### WRITTEN EXERCISE
Using the data below, copy every line that contains the word "following".

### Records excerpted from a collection

** Start **

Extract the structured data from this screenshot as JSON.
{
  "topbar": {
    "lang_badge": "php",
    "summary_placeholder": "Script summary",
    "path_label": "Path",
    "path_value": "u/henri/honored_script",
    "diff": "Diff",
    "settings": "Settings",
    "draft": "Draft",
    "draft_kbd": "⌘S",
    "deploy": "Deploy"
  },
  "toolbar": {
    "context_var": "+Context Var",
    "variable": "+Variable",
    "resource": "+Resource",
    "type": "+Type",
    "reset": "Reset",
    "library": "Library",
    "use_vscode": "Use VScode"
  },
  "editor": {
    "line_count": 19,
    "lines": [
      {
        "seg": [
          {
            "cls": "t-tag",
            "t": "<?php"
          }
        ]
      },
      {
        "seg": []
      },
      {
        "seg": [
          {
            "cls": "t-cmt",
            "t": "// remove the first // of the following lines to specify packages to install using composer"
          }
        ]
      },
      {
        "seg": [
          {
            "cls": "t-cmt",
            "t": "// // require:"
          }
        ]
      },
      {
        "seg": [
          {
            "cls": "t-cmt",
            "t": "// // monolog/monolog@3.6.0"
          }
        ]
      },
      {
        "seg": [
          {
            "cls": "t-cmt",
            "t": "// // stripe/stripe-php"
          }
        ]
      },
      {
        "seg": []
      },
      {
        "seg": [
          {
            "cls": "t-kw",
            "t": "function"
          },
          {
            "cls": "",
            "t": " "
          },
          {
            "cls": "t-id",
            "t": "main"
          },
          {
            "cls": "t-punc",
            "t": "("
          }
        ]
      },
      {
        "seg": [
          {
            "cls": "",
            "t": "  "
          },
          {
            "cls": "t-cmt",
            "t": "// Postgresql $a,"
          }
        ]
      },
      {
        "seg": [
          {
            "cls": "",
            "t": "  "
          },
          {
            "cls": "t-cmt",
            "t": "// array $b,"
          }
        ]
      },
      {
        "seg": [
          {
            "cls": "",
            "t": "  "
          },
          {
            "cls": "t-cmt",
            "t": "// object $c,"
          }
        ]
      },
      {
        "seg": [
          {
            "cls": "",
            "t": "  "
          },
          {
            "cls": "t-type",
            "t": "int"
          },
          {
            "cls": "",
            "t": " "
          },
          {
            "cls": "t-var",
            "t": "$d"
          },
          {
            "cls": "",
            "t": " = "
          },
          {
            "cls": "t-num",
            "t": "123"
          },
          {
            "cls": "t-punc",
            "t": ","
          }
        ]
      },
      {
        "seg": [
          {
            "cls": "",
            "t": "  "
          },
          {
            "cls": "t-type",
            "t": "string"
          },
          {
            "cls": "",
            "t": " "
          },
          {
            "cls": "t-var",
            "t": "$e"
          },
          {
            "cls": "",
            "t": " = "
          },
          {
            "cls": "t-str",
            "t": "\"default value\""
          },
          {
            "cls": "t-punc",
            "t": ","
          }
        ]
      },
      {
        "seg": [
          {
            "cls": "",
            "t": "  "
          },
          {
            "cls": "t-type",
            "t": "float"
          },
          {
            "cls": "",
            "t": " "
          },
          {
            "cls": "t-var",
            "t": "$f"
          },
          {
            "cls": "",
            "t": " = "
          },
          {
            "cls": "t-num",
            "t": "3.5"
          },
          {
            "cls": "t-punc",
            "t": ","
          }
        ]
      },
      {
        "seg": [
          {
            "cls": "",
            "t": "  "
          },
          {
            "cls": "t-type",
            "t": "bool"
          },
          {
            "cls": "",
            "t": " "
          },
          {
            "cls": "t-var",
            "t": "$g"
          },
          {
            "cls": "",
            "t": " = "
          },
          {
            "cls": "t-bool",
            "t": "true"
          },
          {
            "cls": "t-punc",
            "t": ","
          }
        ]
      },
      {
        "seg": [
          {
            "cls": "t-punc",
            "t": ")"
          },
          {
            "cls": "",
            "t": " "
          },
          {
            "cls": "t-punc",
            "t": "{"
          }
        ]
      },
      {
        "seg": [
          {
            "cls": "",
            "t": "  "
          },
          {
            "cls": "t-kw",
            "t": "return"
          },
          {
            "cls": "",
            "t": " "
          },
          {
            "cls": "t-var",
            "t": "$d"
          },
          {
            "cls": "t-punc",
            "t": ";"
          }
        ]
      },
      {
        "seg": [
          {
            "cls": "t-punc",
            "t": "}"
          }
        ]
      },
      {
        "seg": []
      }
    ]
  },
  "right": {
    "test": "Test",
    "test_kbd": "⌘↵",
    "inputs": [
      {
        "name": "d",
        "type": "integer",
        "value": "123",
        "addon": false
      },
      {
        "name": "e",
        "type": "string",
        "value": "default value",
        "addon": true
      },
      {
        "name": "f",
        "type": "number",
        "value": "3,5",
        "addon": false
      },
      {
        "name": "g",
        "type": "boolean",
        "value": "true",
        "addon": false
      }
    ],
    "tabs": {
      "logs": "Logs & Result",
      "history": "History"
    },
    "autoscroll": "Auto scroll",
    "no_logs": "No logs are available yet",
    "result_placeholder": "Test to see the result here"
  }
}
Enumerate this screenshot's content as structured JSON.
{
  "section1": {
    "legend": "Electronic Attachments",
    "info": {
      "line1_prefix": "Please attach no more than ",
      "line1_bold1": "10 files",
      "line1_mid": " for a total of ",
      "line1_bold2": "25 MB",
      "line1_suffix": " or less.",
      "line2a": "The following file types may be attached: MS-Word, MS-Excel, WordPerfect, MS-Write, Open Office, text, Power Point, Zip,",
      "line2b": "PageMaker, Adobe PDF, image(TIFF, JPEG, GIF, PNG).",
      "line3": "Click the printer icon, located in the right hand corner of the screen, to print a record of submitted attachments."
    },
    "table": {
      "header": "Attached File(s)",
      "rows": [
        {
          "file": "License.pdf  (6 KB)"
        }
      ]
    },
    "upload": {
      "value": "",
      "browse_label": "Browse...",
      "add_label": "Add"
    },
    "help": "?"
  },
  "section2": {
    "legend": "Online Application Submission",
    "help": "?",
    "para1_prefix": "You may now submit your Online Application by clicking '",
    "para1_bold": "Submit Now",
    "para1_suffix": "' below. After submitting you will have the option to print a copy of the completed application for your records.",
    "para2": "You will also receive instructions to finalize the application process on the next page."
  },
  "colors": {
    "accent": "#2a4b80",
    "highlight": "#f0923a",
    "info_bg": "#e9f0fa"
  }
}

** End **

### RESPONSE TO THIS EXERCISE
            "t": "// remove the first // of the following lines to specify packages to install using composer"
      "line2a": "The following file types may be attached: MS-Word, MS-Excel, WordPerfect, MS-Write, Open Office, text, Power Point, Zip,",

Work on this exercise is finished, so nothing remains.